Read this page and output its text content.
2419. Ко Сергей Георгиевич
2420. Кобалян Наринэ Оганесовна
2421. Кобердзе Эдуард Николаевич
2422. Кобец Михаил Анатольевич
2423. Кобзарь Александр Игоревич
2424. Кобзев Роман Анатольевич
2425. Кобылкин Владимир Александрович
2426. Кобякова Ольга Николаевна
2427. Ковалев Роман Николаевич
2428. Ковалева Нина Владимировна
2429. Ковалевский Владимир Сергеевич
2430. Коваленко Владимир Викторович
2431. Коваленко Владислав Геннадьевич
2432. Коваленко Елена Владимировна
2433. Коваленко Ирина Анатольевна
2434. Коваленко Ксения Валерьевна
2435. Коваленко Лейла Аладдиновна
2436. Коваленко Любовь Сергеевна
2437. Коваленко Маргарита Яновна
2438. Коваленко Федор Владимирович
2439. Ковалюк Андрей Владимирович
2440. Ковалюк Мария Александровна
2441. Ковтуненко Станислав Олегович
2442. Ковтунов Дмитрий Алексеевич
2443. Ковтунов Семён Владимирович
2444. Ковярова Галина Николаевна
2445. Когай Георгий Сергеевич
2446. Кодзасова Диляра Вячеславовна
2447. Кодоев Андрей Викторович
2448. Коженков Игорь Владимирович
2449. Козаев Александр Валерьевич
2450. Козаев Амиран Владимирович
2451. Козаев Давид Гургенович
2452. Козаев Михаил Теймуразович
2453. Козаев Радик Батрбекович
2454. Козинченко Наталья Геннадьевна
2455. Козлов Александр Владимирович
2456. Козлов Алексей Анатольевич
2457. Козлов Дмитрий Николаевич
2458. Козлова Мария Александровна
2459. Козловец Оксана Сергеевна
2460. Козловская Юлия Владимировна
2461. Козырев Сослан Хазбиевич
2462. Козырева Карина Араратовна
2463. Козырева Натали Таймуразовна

Directive: Retype the listing exactly, in full.

Task response:
Read this page and output its text content.
2419. Ко Сергей Георгиевич
2420. Кобалян Наринэ Оганесовна
2421. Кобердзе Эдуард Николаевич
2422. Кобец Михаил Анатольевич
2423. Кобзарь Александр Игоревич
2424. Кобзев Роман Анатольевич
2425. Кобылкин Владимир Александрович
2426. Кобякова Ольга Николаевна
2427. Ковалев Роман Николаевич
2428. Ковалева Нина Владимировна
2429. Ковалевский Владимир Сергеевич
2430. Коваленко Владимир Викторович
2431. Коваленко Владислав Геннадьевич
2432. Коваленко Елена Владимировна
2433. Коваленко Ирина Анатольевна
2434. Коваленко Ксения Валерьевна
2435. Коваленко Лейла Аладдиновна
2436. Коваленко Любовь Сергеевна
2437. Коваленко Маргарита Яновна
2438. Коваленко Федор Владимирович
2439. Ковалюк Андрей Владимирович
2440. Ковалюк Мария Александровна
2441. Ковтуненко Станислав Олегович
2442. Ковтунов Дмитрий Алексеевич
2443. Ковтунов Семён Владимирович
2444. Ковярова Галина Николаевна
2445. Когай Георгий Сергеевич
2446. Кодзасова Диляра Вячеславовна
2447. Кодоев Андрей Викторович
2448. Коженков Игорь Владимирович
2449. Козаев Александр Валерьевич
2450. Козаев Амиран Владимирович
2451. Козаев Давид Гургенович
2452. Козаев Михаил Теймуразович
2453. Козаев Радик Батрбекович
2454. Козинченко Наталья Геннадьевна
2455. Козлов Александр Владимирович
2456. Козлов Алексей Анатольевич
2457. Козлов Дмитрий Николаевич
2458. Козлова Мария Александровна
2459. Козловец Оксана Сергеевна
2460. Козловская Юлия Владимировна
2461. Козырев Сослан Хазбиевич
2462. Козырева Карина Араратовна
2463. Козырева Натали Таймуразовна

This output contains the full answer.